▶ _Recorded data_
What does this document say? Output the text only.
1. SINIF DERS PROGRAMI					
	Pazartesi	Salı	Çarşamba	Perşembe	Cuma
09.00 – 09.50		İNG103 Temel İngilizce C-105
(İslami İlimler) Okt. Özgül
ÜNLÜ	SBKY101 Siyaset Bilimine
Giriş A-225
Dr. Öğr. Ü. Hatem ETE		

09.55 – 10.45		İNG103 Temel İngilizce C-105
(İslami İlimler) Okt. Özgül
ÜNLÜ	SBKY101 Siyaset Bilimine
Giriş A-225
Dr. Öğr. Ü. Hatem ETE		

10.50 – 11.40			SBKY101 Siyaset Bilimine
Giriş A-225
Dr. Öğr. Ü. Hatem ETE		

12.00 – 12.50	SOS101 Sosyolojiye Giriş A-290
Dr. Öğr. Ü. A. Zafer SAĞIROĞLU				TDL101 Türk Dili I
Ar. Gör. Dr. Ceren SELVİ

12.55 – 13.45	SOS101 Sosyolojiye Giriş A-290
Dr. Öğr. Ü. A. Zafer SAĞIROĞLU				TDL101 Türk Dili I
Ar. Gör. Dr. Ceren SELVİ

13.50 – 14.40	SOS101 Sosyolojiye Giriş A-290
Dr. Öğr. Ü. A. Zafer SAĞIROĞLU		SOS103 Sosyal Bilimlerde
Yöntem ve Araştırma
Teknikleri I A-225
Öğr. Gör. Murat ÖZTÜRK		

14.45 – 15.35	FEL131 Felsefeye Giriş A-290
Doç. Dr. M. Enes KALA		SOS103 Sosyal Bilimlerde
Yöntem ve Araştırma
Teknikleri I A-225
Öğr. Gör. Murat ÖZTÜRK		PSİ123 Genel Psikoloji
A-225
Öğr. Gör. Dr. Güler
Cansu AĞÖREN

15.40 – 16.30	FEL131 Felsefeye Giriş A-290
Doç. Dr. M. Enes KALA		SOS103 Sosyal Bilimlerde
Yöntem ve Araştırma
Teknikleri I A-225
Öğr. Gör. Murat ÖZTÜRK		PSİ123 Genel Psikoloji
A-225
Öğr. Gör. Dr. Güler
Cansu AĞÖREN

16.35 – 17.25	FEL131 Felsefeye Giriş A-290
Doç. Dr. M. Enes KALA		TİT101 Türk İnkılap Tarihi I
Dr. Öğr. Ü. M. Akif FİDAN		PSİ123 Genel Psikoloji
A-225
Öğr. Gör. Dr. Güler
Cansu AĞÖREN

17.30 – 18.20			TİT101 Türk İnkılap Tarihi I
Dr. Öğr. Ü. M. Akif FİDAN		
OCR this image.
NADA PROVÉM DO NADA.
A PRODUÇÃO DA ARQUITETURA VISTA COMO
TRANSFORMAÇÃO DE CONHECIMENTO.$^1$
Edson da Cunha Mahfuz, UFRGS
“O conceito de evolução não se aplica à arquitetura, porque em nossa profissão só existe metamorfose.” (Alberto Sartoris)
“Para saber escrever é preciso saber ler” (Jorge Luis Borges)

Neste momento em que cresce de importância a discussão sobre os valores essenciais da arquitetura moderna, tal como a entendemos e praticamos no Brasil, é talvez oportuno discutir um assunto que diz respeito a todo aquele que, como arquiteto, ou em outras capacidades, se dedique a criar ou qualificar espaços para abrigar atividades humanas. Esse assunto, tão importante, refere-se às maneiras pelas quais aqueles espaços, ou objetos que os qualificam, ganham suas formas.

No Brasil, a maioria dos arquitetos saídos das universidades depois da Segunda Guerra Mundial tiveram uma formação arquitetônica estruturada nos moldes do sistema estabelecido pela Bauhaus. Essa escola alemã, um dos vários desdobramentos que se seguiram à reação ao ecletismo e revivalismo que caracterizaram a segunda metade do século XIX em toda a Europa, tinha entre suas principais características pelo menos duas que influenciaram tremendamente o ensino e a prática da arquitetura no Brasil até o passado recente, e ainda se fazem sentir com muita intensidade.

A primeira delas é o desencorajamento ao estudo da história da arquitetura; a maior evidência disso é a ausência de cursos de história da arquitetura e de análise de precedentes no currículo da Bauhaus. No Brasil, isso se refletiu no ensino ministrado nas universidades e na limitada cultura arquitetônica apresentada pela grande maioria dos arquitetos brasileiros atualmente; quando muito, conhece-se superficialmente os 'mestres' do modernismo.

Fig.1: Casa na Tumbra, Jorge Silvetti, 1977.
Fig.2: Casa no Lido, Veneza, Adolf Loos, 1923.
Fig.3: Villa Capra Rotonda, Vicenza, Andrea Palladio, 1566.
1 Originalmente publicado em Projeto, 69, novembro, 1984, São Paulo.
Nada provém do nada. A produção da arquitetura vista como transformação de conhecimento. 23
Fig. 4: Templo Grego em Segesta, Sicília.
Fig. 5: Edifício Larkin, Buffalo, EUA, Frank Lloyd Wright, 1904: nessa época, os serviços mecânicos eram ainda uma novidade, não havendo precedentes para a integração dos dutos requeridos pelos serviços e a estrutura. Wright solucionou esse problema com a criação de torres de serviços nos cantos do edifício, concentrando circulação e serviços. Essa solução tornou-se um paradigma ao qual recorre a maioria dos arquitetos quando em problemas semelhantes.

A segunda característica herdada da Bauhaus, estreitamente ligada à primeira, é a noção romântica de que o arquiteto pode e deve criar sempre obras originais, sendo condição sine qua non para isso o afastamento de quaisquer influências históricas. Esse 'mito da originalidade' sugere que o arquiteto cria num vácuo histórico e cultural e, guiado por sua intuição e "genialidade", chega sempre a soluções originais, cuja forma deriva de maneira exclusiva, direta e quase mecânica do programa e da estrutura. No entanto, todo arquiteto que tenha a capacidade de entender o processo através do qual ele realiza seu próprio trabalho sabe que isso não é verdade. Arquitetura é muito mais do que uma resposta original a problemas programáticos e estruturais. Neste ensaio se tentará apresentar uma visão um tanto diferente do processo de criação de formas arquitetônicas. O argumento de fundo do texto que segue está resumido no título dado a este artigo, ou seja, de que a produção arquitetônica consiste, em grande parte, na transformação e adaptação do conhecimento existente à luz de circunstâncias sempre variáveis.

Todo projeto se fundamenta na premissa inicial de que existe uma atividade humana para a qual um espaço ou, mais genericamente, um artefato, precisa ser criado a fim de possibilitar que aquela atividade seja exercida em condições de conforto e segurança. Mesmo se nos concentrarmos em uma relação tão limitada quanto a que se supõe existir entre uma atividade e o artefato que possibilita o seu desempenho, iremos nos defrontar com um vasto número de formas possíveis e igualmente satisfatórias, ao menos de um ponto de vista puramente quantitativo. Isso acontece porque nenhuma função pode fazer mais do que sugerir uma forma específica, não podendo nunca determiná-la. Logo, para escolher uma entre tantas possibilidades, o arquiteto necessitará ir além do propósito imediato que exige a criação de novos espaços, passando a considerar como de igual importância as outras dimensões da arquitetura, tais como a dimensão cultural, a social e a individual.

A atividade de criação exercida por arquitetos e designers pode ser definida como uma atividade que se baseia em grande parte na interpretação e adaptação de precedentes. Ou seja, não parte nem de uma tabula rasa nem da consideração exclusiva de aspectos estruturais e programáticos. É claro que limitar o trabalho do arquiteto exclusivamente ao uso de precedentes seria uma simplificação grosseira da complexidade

▶ _Set task_
Extract all of the data above without altering anything.

▶ _Written answer_
What does this document say? Output the text only.
1. SINIF DERS PROGRAMI					
	Pazartesi	Salı	Çarşamba	Perşembe	Cuma
09.00 – 09.50		İNG103 Temel İngilizce C-105
(İslami İlimler) Okt. Özgül
ÜNLÜ	SBKY101 Siyaset Bilimine
Giriş A-225
Dr. Öğr. Ü. Hatem ETE		

09.55 – 10.45		İNG103 Temel İngilizce C-105
(İslami İlimler) Okt. Özgül
ÜNLÜ	SBKY101 Siyaset Bilimine
Giriş A-225
Dr. Öğr. Ü. Hatem ETE		

10.50 – 11.40			SBKY101 Siyaset Bilimine
Giriş A-225
Dr. Öğr. Ü. Hatem ETE		

12.00 – 12.50	SOS101 Sosyolojiye Giriş A-290
Dr. Öğr. Ü. A. Zafer SAĞIROĞLU				TDL101 Türk Dili I
Ar. Gör. Dr. Ceren SELVİ

12.55 – 13.45	SOS101 Sosyolojiye Giriş A-290
Dr. Öğr. Ü. A. Zafer SAĞIROĞLU				TDL101 Türk Dili I
Ar. Gör. Dr. Ceren SELVİ

13.50 – 14.40	SOS101 Sosyolojiye Giriş A-290
Dr. Öğr. Ü. A. Zafer SAĞIROĞLU		SOS103 Sosyal Bilimlerde
Yöntem ve Araştırma
Teknikleri I A-225
Öğr. Gör. Murat ÖZTÜRK		

14.45 – 15.35	FEL131 Felsefeye Giriş A-290
Doç. Dr. M. Enes KALA		SOS103 Sosyal Bilimlerde
Yöntem ve Araştırma
Teknikleri I A-225
Öğr. Gör. Murat ÖZTÜRK		PSİ123 Genel Psikoloji
A-225
Öğr. Gör. Dr. Güler
Cansu AĞÖREN

15.40 – 16.30	FEL131 Felsefeye Giriş A-290
Doç. Dr. M. Enes KALA		SOS103 Sosyal Bilimlerde
Yöntem ve Araştırma
Teknikleri I A-225
Öğr. Gör. Murat ÖZTÜRK		PSİ123 Genel Psikoloji
A-225
Öğr. Gör. Dr. Güler
Cansu AĞÖREN

16.35 – 17.25	FEL131 Felsefeye Giriş A-290
Doç. Dr. M. Enes KALA		TİT101 Türk İnkılap Tarihi I
Dr. Öğr. Ü. M. Akif FİDAN		PSİ123 Genel Psikoloji
A-225
Öğr. Gör. Dr. Güler
Cansu AĞÖREN

17.30 – 18.20			TİT101 Türk İnkılap Tarihi I
Dr. Öğr. Ü. M. Akif FİDAN		
OCR this image.
NADA PROVÉM DO NADA.
A PRODUÇÃO DA ARQUITETURA VISTA COMO
TRANSFORMAÇÃO DE CONHECIMENTO.$^1$
Edson da Cunha Mahfuz, UFRGS
“O conceito de evolução não se aplica à arquitetura, porque em nossa profissão só existe metamorfose.” (Alberto Sartoris)
“Para saber escrever é preciso saber ler” (Jorge Luis Borges)

Neste momento em que cresce de importância a discussão sobre os valores essenciais da arquitetura moderna, tal como a entendemos e praticamos no Brasil, é talvez oportuno discutir um assunto que diz respeito a todo aquele que, como arquiteto, ou em outras capacidades, se dedique a criar ou qualificar espaços para abrigar atividades humanas. Esse assunto, tão importante, refere-se às maneiras pelas quais aqueles espaços, ou objetos que os qualificam, ganham suas formas.

No Brasil, a maioria dos arquitetos saídos das universidades depois da Segunda Guerra Mundial tiveram uma formação arquitetônica estruturada nos moldes do sistema estabelecido pela Bauhaus. Essa escola alemã, um dos vários desdobramentos que se seguiram à reação ao ecletismo e revivalismo que caracterizaram a segunda metade do século XIX em toda a Europa, tinha entre suas principais características pelo menos duas que influenciaram tremendamente o ensino e a prática da arquitetura no Brasil até o passado recente, e ainda se fazem sentir com muita intensidade.

A primeira delas é o desencorajamento ao estudo da história da arquitetura; a maior evidência disso é a ausência de cursos de história da arquitetura e de análise de precedentes no currículo da Bauhaus. No Brasil, isso se refletiu no ensino ministrado nas universidades e na limitada cultura arquitetônica apresentada pela grande maioria dos arquitetos brasileiros atualmente; quando muito, conhece-se superficialmente os 'mestres' do modernismo.

Fig.1: Casa na Tumbra, Jorge Silvetti, 1977.
Fig.2: Casa no Lido, Veneza, Adolf Loos, 1923.
Fig.3: Villa Capra Rotonda, Vicenza, Andrea Palladio, 1566.
1 Originalmente publicado em Projeto, 69, novembro, 1984, São Paulo.
Nada provém do nada. A produção da arquitetura vista como transformação de conhecimento. 23
Fig. 4: Templo Grego em Segesta, Sicília.
Fig. 5: Edifício Larkin, Buffalo, EUA, Frank Lloyd Wright, 1904: nessa época, os serviços mecânicos eram ainda uma novidade, não havendo precedentes para a integração dos dutos requeridos pelos serviços e a estrutura. Wright solucionou esse problema com a criação de torres de serviços nos cantos do edifício, concentrando circulação e serviços. Essa solução tornou-se um paradigma ao qual recorre a maioria dos arquitetos quando em problemas semelhantes.

A segunda característica herdada da Bauhaus, estreitamente ligada à primeira, é a noção romântica de que o arquiteto pode e deve criar sempre obras originais, sendo condição sine qua non para isso o afastamento de quaisquer influências históricas. Esse 'mito da originalidade' sugere que o arquiteto cria num vácuo histórico e cultural e, guiado por sua intuição e "genialidade", chega sempre a soluções originais, cuja forma deriva de maneira exclusiva, direta e quase mecânica do programa e da estrutura. No entanto, todo arquiteto que tenha a capacidade de entender o processo através do qual ele realiza seu próprio trabalho sabe que isso não é verdade. Arquitetura é muito mais do que uma resposta original a problemas programáticos e estruturais. Neste ensaio se tentará apresentar uma visão um tanto diferente do processo de criação de formas arquitetônicas. O argumento de fundo do texto que segue está resumido no título dado a este artigo, ou seja, de que a produção arquitetônica consiste, em grande parte, na transformação e adaptação do conhecimento existente à luz de circunstâncias sempre variáveis.

Todo projeto se fundamenta na premissa inicial de que existe uma atividade humana para a qual um espaço ou, mais genericamente, um artefato, precisa ser criado a fim de possibilitar que aquela atividade seja exercida em condições de conforto e segurança. Mesmo se nos concentrarmos em uma relação tão limitada quanto a que se supõe existir entre uma atividade e o artefato que possibilita o seu desempenho, iremos nos defrontar com um vasto número de formas possíveis e igualmente satisfatórias, ao menos de um ponto de vista puramente quantitativo. Isso acontece porque nenhuma função pode fazer mais do que sugerir uma forma específica, não podendo nunca determiná-la. Logo, para escolher uma entre tantas possibilidades, o arquiteto necessitará ir além do propósito imediato que exige a criação de novos espaços, passando a considerar como de igual importância as outras dimensões da arquitetura, tais como a dimensão cultural, a social e a individual.

A atividade de criação exercida por arquitetos e designers pode ser definida como uma atividade que se baseia em grande parte na interpretação e adaptação de precedentes. Ou seja, não parte nem de uma tabula rasa nem da consideração exclusiva de aspectos estruturais e programáticos. É claro que limitar o trabalho do arquiteto exclusivamente ao uso de precedentes seria uma simplificação grosseira da complexidade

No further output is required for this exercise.